**Exercise objective**. Only lines holding the string "ylabel" are wanted; copy each one from the material.

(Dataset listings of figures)

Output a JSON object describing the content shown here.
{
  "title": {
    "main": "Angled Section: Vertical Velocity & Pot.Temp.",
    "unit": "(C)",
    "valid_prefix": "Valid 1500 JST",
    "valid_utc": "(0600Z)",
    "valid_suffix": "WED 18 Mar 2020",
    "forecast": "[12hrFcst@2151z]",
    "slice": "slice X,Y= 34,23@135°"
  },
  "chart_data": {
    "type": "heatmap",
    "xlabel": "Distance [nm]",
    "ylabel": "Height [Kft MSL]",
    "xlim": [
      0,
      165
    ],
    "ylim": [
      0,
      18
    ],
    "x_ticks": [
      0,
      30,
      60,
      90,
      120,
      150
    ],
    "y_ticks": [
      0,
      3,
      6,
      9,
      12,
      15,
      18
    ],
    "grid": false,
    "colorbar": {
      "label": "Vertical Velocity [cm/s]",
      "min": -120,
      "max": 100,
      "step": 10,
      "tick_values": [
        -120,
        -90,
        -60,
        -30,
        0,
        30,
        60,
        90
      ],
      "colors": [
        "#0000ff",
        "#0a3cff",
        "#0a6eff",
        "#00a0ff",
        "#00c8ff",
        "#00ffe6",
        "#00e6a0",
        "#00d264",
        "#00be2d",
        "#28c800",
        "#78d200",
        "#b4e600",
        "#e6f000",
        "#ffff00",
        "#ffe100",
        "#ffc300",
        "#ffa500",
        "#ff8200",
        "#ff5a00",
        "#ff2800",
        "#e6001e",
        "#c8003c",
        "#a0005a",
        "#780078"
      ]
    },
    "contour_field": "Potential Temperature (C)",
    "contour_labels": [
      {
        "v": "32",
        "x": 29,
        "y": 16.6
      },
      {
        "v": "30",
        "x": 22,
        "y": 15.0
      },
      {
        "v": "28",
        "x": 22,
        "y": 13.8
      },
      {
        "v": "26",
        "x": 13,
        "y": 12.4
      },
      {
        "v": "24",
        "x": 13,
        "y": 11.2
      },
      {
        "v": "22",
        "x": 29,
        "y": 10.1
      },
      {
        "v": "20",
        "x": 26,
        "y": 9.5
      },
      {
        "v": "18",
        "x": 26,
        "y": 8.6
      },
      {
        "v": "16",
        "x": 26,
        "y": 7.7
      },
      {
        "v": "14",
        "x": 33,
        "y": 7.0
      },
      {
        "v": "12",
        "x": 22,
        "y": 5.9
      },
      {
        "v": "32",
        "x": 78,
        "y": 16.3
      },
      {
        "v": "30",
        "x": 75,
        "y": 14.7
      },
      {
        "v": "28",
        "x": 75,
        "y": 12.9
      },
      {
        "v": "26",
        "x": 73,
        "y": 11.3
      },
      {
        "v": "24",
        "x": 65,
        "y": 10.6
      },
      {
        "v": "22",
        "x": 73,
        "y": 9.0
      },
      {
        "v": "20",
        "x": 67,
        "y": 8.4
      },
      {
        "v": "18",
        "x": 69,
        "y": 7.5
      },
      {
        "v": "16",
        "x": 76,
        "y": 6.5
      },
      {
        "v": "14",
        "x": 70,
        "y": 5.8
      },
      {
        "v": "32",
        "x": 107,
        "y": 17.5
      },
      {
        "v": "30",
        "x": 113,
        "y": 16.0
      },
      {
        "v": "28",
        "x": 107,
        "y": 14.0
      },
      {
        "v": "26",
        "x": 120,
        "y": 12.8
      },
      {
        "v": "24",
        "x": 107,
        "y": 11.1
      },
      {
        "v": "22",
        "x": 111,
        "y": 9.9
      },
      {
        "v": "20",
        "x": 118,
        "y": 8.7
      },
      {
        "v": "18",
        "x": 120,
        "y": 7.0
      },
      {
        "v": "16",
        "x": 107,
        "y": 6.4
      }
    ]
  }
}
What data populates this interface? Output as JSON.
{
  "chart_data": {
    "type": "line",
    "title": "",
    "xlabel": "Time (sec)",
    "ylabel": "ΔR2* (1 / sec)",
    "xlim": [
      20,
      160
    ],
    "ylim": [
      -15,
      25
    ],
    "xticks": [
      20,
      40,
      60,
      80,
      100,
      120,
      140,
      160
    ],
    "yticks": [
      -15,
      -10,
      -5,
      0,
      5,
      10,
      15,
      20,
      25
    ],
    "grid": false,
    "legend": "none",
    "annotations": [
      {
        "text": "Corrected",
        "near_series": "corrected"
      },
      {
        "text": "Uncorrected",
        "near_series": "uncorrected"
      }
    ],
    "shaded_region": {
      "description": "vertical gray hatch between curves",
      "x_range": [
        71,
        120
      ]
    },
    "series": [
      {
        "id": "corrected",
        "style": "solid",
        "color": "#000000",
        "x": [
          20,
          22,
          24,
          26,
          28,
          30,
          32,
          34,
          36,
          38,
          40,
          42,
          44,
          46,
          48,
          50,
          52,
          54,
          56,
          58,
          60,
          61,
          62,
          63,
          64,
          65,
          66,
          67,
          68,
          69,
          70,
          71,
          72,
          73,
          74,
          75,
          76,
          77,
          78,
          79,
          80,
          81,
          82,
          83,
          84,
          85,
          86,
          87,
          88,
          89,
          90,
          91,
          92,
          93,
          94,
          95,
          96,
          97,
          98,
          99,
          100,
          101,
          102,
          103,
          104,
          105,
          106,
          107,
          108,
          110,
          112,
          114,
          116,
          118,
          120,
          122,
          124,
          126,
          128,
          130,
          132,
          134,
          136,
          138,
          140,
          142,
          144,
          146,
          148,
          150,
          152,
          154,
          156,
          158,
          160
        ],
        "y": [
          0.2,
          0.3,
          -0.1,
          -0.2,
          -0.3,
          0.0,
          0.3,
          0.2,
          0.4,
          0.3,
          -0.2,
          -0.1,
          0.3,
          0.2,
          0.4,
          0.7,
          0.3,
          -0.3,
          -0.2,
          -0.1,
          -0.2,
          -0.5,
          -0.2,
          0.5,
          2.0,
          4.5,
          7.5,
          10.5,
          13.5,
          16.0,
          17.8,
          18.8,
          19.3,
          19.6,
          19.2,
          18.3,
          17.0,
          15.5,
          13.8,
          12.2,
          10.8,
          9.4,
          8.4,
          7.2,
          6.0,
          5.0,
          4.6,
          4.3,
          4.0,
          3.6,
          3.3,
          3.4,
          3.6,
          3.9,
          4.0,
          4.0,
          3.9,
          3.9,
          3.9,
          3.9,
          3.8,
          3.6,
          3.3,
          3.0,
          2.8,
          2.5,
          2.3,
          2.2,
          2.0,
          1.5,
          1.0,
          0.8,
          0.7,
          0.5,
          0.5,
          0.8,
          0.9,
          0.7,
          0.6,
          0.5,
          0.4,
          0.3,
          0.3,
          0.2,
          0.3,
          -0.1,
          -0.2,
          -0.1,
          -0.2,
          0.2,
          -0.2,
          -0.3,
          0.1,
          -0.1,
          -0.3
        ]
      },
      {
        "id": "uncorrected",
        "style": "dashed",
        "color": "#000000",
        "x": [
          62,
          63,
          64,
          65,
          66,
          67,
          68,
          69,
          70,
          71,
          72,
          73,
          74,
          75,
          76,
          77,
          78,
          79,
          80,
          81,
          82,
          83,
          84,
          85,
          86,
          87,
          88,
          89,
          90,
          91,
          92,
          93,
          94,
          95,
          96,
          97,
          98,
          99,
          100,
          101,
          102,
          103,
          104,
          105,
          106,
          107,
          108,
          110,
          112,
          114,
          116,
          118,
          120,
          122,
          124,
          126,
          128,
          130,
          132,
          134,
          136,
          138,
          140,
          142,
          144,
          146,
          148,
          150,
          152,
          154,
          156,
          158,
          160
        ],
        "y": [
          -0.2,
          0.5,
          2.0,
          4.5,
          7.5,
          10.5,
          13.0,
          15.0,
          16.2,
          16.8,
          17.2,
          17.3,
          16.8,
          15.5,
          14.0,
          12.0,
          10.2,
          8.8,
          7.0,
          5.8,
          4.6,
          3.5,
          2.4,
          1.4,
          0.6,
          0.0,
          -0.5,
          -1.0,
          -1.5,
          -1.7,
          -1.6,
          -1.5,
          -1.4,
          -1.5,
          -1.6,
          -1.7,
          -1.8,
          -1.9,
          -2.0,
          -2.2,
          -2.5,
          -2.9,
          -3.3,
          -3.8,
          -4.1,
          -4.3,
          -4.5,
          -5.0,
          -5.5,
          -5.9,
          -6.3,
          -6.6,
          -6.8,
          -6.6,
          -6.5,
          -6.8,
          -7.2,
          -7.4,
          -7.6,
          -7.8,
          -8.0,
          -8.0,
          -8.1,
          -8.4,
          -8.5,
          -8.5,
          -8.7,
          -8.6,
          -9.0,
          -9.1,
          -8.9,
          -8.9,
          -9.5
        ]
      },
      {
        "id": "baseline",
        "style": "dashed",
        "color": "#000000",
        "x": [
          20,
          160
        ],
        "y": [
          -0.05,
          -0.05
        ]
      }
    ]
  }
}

**The response**.
    "ylabel": "Height [Kft MSL]",
    "ylabel": "ΔR2* (1 / sec)",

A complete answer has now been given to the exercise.